• EXERCISE: Below are some records. Pull every line that contains the word "本章小结与展望".

--- START OF SUPPLIED DATA ---

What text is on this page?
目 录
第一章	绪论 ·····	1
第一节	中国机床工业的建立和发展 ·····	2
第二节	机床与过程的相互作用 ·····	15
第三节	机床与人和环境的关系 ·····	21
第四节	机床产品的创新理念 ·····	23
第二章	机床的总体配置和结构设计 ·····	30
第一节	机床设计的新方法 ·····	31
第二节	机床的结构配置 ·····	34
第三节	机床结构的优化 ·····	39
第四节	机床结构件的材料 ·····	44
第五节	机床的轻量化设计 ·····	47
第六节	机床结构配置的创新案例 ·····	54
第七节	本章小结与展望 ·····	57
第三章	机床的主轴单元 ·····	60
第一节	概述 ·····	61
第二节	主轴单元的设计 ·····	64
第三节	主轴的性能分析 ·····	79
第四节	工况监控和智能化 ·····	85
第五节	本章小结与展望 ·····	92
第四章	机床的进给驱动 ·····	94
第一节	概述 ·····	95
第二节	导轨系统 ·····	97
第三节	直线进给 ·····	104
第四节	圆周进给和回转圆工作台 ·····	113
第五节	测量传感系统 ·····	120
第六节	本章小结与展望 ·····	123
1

--- END OF SUPPLIED DATA ---

• WRITTEN REPLY:
第七节	本章小结与展望 ·····	57
第五节	本章小结与展望 ·····	92
第六节	本章小结与展望 ·····	123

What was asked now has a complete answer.